- **Dataset entries**:
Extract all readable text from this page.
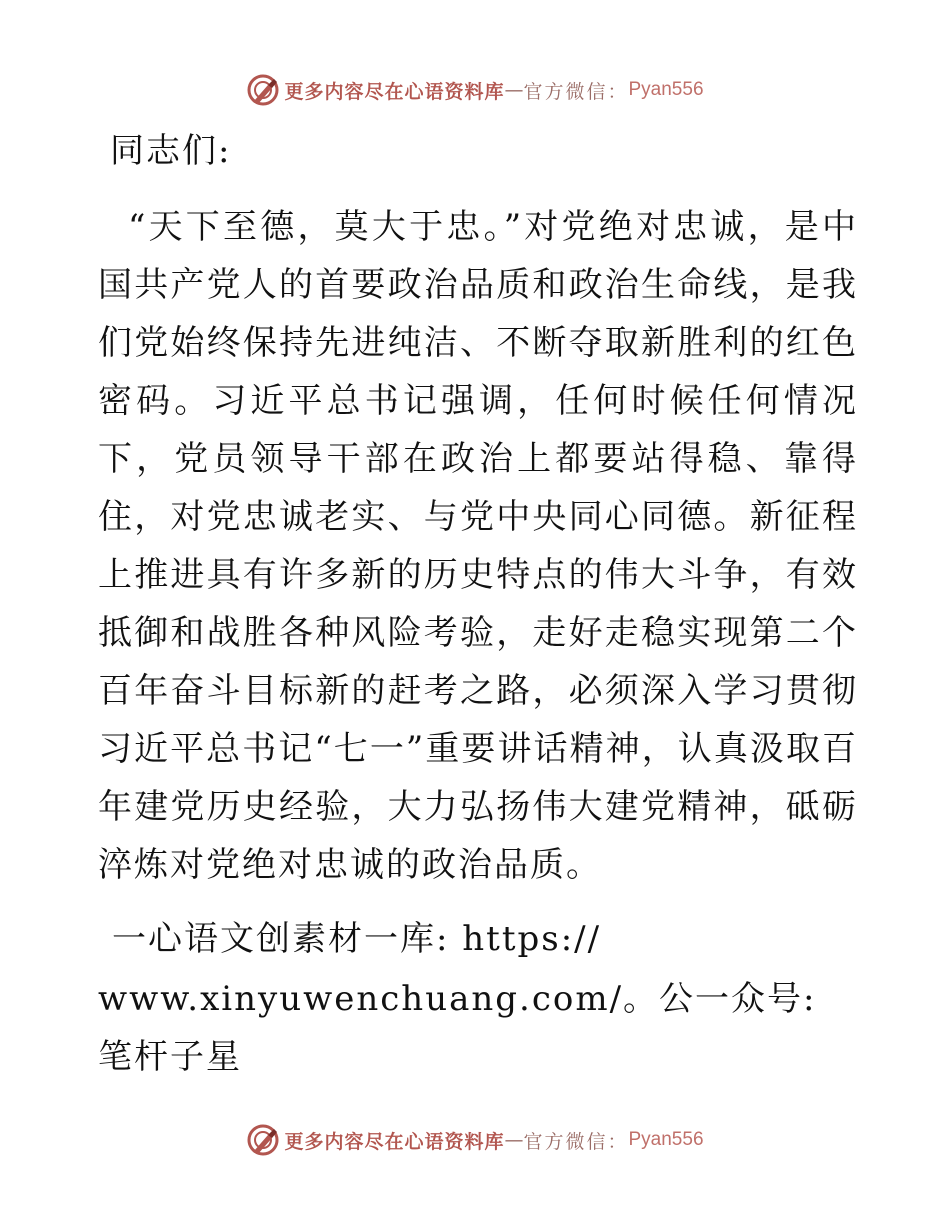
更多内容尽在心语资料库 — 官方微信： Pyan556
同志们:

“天下至德，莫大于忠。”对党绝对忠诚，是中国共产党人的首要政治品质和政治生命线，是我们党始终保持先进纯洁、不断夺取新胜利的红色密码。习近平总书记强调，任何时候任何情况下，党员领导干部在政治上都要站得稳、靠得住，对党忠诚老实、与党中央同心同德。新征程上推进具有许多新的历史特点的伟大斗争，有效抵御和战胜各种风险考验，走好走稳实现第二个百年奋斗目标新的赶考之路，必须深入学习贯彻习近平总书记“七一”重要讲话精神，认真汲取百年建党历史经验，大力弘扬伟大建党精神，砥砺淬炼对党绝对忠诚的政治品质。

一心语文创素材一库: https://
www.xinyuwenchuang.com/。公一众号: 笔杆子星
更多内容尽在心语资料库 — 官方微信： Pyan556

- **Written instruction**:
Leave the pictures out, and transcribe each of the records exactly.

- **Result**:
Extract all readable text from this page.
更多内容尽在心语资料库 — 官方微信： Pyan556
同志们:

“天下至德，莫大于忠。”对党绝对忠诚，是中国共产党人的首要政治品质和政治生命线，是我们党始终保持先进纯洁、不断夺取新胜利的红色密码。习近平总书记强调，任何时候任何情况下，党员领导干部在政治上都要站得稳、靠得住，对党忠诚老实、与党中央同心同德。新征程上推进具有许多新的历史特点的伟大斗争，有效抵御和战胜各种风险考验，走好走稳实现第二个百年奋斗目标新的赶考之路，必须深入学习贯彻习近平总书记“七一”重要讲话精神，认真汲取百年建党历史经验，大力弘扬伟大建党精神，砥砺淬炼对党绝对忠诚的政治品质。

一心语文创素材一库: https://
www.xinyuwenchuang.com/。公一众号: 笔杆子星
更多内容尽在心语资料库 — 官方微信： Pyan556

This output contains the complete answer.